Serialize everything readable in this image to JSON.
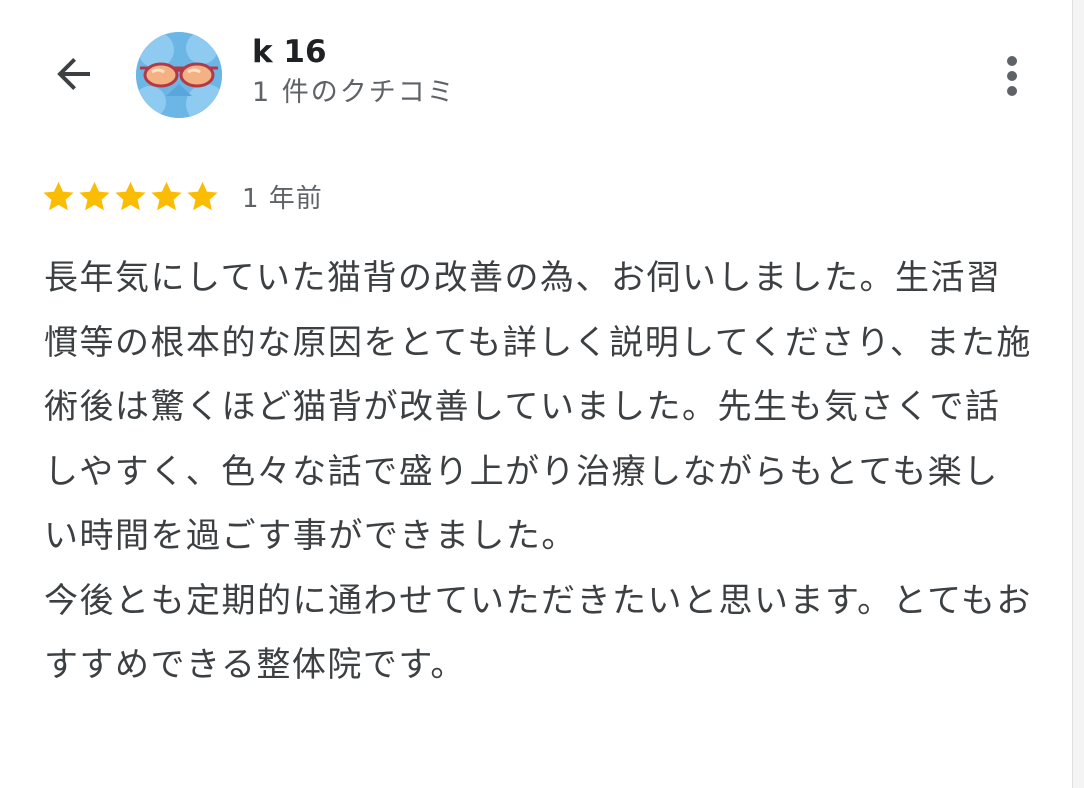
{
  "header": {
    "back_icon": "arrow-left-icon",
    "avatar_icon": "sunglasses-avatar",
    "user_name": "k 16",
    "review_count": "1 件のクチコミ",
    "more_icon": "more-vert-icon"
  },
  "review": {
    "stars": 5,
    "star_color": "#fbbc04",
    "date": "1 年前",
    "text": "長年気にしていた猫背の改善の為、お伺いしました。生活習慣等の根本的な原因をとても詳しく説明してくださり、また施術後は驚くほど猫背が改善していました。先生も気さくで話しやすく、色々な話で盛り上がり治療しながらもとても楽しい時間を過ごす事ができました。\n今後とも定期的に通わせていただきたいと思います。とてもおすすめできる整体院です。"
  }
}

# Goal of the exercise:
Leave out the pictures and repeat everything else in the records exactly.

# Completed exercise:
Serialize everything readable in this image to JSON.
{
  "header": {
    "back_icon": "arrow-left-icon",
    "avatar_icon": "sunglasses-avatar",
    "user_name": "k 16",
    "review_count": "1 件のクチコミ",
    "more_icon": "more-vert-icon"
  },
  "review": {
    "stars": 5,
    "star_color": "#fbbc04",
    "date": "1 年前",
    "text": "長年気にしていた猫背の改善の為、お伺いしました。生活習慣等の根本的な原因をとても詳しく説明してくださり、また施術後は驚くほど猫背が改善していました。先生も気さくで話しやすく、色々な話で盛り上がり治療しながらもとても楽しい時間を過ごす事ができました。\n今後とも定期的に通わせていただきたいと思います。とてもおすすめできる整体院です。"
  }
}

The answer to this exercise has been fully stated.